— PROBLEM —
Copy out every record precisely.

— EXTRACTED ENTRIES —
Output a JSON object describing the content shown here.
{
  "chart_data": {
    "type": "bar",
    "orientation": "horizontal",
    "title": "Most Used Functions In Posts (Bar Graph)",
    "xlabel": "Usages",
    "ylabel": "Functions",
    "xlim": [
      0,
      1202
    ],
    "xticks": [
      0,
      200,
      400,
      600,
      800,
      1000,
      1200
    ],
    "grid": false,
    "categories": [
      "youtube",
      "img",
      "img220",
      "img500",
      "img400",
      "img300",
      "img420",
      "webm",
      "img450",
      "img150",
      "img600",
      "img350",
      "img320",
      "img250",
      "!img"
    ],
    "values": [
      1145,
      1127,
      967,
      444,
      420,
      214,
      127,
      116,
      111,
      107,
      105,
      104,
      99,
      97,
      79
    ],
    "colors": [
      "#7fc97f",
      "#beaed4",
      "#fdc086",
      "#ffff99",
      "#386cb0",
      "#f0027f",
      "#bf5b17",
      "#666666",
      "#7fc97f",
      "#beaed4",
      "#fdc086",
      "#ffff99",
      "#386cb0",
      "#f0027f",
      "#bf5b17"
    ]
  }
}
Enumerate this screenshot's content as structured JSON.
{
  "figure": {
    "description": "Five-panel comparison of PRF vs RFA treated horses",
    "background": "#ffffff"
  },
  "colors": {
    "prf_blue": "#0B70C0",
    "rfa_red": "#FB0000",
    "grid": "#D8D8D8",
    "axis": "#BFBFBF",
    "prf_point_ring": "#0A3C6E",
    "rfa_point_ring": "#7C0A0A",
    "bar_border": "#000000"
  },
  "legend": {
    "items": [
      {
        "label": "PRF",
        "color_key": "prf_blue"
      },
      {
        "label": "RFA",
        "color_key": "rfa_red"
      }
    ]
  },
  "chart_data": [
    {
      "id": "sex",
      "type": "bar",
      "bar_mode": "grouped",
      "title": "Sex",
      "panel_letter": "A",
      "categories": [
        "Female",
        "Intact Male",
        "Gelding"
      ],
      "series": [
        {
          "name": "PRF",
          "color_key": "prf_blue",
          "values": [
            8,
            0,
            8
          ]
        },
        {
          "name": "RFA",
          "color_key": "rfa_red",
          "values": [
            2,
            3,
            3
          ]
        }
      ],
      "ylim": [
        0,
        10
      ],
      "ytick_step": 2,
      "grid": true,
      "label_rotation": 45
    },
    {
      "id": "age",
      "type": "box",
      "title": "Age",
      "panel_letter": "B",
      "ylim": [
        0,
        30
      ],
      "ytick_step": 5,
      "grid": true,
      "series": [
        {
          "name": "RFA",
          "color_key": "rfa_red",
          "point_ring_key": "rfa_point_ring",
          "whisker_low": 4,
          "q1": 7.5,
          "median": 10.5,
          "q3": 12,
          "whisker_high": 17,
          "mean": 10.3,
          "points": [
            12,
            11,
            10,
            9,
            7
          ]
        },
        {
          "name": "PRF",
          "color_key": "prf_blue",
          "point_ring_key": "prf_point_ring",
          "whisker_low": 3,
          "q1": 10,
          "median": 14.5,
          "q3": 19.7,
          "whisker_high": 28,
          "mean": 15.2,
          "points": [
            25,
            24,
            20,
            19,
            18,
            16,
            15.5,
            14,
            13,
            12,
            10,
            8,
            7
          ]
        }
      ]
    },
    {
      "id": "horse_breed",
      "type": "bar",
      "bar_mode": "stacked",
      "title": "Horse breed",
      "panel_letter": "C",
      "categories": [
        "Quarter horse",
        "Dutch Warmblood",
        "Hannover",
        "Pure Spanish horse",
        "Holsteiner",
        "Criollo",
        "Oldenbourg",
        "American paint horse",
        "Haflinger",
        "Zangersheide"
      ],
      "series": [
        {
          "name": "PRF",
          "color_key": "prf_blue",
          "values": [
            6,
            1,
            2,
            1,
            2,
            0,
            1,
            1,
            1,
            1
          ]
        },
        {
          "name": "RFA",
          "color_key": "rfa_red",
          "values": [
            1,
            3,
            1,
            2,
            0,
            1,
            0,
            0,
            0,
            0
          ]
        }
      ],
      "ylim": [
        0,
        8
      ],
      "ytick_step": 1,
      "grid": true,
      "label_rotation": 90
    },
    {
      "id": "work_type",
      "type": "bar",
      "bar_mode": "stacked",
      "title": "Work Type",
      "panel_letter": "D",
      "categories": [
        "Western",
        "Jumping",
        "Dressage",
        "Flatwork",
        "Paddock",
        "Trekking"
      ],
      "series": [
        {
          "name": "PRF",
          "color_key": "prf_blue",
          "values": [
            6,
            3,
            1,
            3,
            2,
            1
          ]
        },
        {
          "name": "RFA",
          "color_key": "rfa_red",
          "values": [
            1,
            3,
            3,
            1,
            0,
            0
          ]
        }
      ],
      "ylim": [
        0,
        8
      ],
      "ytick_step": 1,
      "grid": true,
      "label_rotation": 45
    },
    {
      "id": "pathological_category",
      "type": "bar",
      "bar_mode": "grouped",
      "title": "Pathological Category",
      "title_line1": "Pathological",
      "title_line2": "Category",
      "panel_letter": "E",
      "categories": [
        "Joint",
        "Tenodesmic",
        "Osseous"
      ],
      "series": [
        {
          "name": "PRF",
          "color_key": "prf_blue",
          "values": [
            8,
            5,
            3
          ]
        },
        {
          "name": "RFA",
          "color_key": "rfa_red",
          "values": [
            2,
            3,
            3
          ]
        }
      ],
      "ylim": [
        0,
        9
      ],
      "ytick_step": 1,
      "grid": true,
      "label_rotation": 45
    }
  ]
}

— OUTPUT OF THE TASK —
Output a JSON object describing the content shown here.
{
  "chart_data": {
    "type": "bar",
    "orientation": "horizontal",
    "title": "Most Used Functions In Posts (Bar Graph)",
    "xlabel": "Usages",
    "ylabel": "Functions",
    "xlim": [
      0,
      1202
    ],
    "xticks": [
      0,
      200,
      400,
      600,
      800,
      1000,
      1200
    ],
    "grid": false,
    "categories": [
      "youtube",
      "img",
      "img220",
      "img500",
      "img400",
      "img300",
      "img420",
      "webm",
      "img450",
      "img150",
      "img600",
      "img350",
      "img320",
      "img250",
      "!img"
    ],
    "values": [
      1145,
      1127,
      967,
      444,
      420,
      214,
      127,
      116,
      111,
      107,
      105,
      104,
      99,
      97,
      79
    ],
    "colors": [
      "#7fc97f",
      "#beaed4",
      "#fdc086",
      "#ffff99",
      "#386cb0",
      "#f0027f",
      "#bf5b17",
      "#666666",
      "#7fc97f",
      "#beaed4",
      "#fdc086",
      "#ffff99",
      "#386cb0",
      "#f0027f",
      "#bf5b17"
    ]
  }
}
Enumerate this screenshot's content as structured JSON.
{
  "figure": {
    "description": "Five-panel comparison of PRF vs RFA treated horses",
    "background": "#ffffff"
  },
  "colors": {
    "prf_blue": "#0B70C0",
    "rfa_red": "#FB0000",
    "grid": "#D8D8D8",
    "axis": "#BFBFBF",
    "prf_point_ring": "#0A3C6E",
    "rfa_point_ring": "#7C0A0A",
    "bar_border": "#000000"
  },
  "legend": {
    "items": [
      {
        "label": "PRF",
        "color_key": "prf_blue"
      },
      {
        "label": "RFA",
        "color_key": "rfa_red"
      }
    ]
  },
  "chart_data": [
    {
      "id": "sex",
      "type": "bar",
      "bar_mode": "grouped",
      "title": "Sex",
      "panel_letter": "A",
      "categories": [
        "Female",
        "Intact Male",
        "Gelding"
      ],
      "series": [
        {
          "name": "PRF",
          "color_key": "prf_blue",
          "values": [
            8,
            0,
            8
          ]
        },
        {
          "name": "RFA",
          "color_key": "rfa_red",
          "values": [
            2,
            3,
            3
          ]
        }
      ],
      "ylim": [
        0,
        10
      ],
      "ytick_step": 2,
      "grid": true,
      "label_rotation": 45
    },
    {
      "id": "age",
      "type": "box",
      "title": "Age",
      "panel_letter": "B",
      "ylim": [
        0,
        30
      ],
      "ytick_step": 5,
      "grid": true,
      "series": [
        {
          "name": "RFA",
          "color_key": "rfa_red",
          "point_ring_key": "rfa_point_ring",
          "whisker_low": 4,
          "q1": 7.5,
          "median": 10.5,
          "q3": 12,
          "whisker_high": 17,
          "mean": 10.3,
          "points": [
            12,
            11,
            10,
            9,
            7
          ]
        },
        {
          "name": "PRF",
          "color_key": "prf_blue",
          "point_ring_key": "prf_point_ring",
          "whisker_low": 3,
          "q1": 10,
          "median": 14.5,
          "q3": 19.7,
          "whisker_high": 28,
          "mean": 15.2,
          "points": [
            25,
            24,
            20,
            19,
            18,
            16,
            15.5,
            14,
            13,
            12,
            10,
            8,
            7
          ]
        }
      ]
    },
    {
      "id": "horse_breed",
      "type": "bar",
      "bar_mode": "stacked",
      "title": "Horse breed",
      "panel_letter": "C",
      "categories": [
        "Quarter horse",
        "Dutch Warmblood",
        "Hannover",
        "Pure Spanish horse",
        "Holsteiner",
        "Criollo",
        "Oldenbourg",
        "American paint horse",
        "Haflinger",
        "Zangersheide"
      ],
      "series": [
        {
          "name": "PRF",
          "color_key": "prf_blue",
          "values": [
            6,
            1,
            2,
            1,
            2,
            0,
            1,
            1,
            1,
            1
          ]
        },
        {
          "name": "RFA",
          "color_key": "rfa_red",
          "values": [
            1,
            3,
            1,
            2,
            0,
            1,
            0,
            0,
            0,
            0
          ]
        }
      ],
      "ylim": [
        0,
        8
      ],
      "ytick_step": 1,
      "grid": true,
      "label_rotation": 90
    },
    {
      "id": "work_type",
      "type": "bar",
      "bar_mode": "stacked",
      "title": "Work Type",
      "panel_letter": "D",
      "categories": [
        "Western",
        "Jumping",
        "Dressage",
        "Flatwork",
        "Paddock",
        "Trekking"
      ],
      "series": [
        {
          "name": "PRF",
          "color_key": "prf_blue",
          "values": [
            6,
            3,
            1,
            3,
            2,
            1
          ]
        },
        {
          "name": "RFA",
          "color_key": "rfa_red",
          "values": [
            1,
            3,
            3,
            1,
            0,
            0
          ]
        }
      ],
      "ylim": [
        0,
        8
      ],
      "ytick_step": 1,
      "grid": true,
      "label_rotation": 45
    },
    {
      "id": "pathological_category",
      "type": "bar",
      "bar_mode": "grouped",
      "title": "Pathological Category",
      "title_line1": "Pathological",
      "title_line2": "Category",
      "panel_letter": "E",
      "categories": [
        "Joint",
        "Tenodesmic",
        "Osseous"
      ],
      "series": [
        {
          "name": "PRF",
          "color_key": "prf_blue",
          "values": [
            8,
            5,
            3
          ]
        },
        {
          "name": "RFA",
          "color_key": "rfa_red",
          "values": [
            2,
            3,
            3
          ]
        }
      ],
      "ylim": [
        0,
        9
      ],
      "ytick_step": 1,
      "grid": true,
      "label_rotation": 45
    }
  ]
}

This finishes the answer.